> What the exercise asks:
Look through the records below and collect all lines that hold the string "издательства".
-- START OF Task inputs --
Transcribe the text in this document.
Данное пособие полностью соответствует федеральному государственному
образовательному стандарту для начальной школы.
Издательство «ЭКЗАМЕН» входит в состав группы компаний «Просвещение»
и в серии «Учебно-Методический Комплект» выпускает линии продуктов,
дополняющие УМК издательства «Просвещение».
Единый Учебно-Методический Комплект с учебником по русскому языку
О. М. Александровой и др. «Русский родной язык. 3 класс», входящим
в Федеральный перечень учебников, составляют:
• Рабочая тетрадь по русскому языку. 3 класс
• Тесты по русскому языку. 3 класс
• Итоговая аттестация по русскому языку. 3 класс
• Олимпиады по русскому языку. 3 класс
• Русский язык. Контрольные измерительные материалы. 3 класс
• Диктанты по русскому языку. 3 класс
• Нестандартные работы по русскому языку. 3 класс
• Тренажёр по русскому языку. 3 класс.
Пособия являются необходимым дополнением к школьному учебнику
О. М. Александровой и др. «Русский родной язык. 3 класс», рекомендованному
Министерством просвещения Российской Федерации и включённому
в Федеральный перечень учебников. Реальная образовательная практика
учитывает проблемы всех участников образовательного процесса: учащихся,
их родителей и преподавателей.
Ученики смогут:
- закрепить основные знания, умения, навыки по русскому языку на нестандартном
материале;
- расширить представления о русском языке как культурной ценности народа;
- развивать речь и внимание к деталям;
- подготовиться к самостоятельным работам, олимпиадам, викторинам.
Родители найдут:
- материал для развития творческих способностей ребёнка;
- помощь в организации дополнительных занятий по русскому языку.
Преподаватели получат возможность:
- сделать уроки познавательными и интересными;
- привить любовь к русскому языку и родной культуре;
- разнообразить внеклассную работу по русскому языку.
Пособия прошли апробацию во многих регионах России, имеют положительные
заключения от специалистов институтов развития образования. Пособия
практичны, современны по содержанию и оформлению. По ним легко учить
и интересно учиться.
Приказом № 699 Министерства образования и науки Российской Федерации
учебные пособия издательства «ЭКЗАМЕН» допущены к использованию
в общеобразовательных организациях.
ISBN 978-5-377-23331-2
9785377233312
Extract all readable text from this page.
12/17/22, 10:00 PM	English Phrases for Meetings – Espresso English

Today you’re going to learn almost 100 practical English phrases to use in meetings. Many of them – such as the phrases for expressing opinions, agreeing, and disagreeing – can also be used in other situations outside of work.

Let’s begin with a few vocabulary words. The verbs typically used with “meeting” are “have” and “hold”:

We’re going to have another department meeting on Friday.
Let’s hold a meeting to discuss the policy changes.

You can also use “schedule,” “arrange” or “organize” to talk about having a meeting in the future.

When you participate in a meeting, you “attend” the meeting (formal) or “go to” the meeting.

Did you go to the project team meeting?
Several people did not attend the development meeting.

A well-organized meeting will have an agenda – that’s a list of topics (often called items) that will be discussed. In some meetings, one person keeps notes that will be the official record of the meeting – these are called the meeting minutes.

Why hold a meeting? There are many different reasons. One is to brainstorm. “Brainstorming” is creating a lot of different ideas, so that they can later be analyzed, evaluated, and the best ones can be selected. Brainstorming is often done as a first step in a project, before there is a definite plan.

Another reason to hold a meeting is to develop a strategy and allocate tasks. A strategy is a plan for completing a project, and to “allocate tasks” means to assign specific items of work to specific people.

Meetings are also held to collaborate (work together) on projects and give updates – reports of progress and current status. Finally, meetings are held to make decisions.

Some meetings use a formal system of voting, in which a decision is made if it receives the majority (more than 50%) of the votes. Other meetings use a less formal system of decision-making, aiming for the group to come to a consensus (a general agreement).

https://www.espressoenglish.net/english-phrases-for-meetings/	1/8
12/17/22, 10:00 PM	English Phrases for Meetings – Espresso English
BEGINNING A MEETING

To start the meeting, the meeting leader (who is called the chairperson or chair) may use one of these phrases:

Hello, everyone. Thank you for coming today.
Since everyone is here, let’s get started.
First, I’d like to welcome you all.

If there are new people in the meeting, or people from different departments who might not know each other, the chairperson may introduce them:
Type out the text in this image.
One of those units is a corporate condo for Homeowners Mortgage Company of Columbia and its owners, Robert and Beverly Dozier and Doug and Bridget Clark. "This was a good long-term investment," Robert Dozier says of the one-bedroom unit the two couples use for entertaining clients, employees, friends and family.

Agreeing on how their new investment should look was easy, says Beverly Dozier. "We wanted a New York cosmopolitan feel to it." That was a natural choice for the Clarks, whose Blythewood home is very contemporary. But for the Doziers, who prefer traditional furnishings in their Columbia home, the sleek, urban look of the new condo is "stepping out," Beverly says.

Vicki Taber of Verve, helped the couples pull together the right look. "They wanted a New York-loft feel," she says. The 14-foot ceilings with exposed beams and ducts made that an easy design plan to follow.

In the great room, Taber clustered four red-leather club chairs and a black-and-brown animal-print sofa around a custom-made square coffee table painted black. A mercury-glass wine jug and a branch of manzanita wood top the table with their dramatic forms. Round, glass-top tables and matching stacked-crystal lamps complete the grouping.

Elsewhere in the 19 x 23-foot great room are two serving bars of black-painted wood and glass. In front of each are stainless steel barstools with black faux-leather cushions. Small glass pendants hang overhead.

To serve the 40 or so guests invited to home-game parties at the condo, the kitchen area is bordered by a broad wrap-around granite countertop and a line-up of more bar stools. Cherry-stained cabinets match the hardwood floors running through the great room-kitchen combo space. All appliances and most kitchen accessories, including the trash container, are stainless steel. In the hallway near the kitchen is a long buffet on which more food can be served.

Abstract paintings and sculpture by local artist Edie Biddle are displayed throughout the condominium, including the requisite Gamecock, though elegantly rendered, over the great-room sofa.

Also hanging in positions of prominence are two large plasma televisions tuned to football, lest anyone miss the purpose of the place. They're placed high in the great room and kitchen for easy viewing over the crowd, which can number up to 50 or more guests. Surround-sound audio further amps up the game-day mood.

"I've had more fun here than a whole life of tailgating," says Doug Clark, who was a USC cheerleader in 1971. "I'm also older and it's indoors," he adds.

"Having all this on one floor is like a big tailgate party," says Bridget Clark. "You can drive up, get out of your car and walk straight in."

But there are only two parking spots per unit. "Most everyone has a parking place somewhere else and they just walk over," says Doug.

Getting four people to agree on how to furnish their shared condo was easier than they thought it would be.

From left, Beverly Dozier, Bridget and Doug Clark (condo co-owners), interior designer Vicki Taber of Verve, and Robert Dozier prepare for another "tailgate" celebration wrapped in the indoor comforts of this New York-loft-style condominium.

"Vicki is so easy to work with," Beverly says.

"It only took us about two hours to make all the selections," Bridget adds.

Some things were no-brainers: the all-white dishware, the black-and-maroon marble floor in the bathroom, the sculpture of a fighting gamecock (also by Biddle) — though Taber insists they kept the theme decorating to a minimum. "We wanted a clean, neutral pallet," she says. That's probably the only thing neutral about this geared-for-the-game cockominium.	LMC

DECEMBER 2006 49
-- END OF Task inputs --
> Completed task:
дополняющие УМК издательства «Просвещение».
учебные пособия издательства «ЭКЗАМЕН» допущены к использованию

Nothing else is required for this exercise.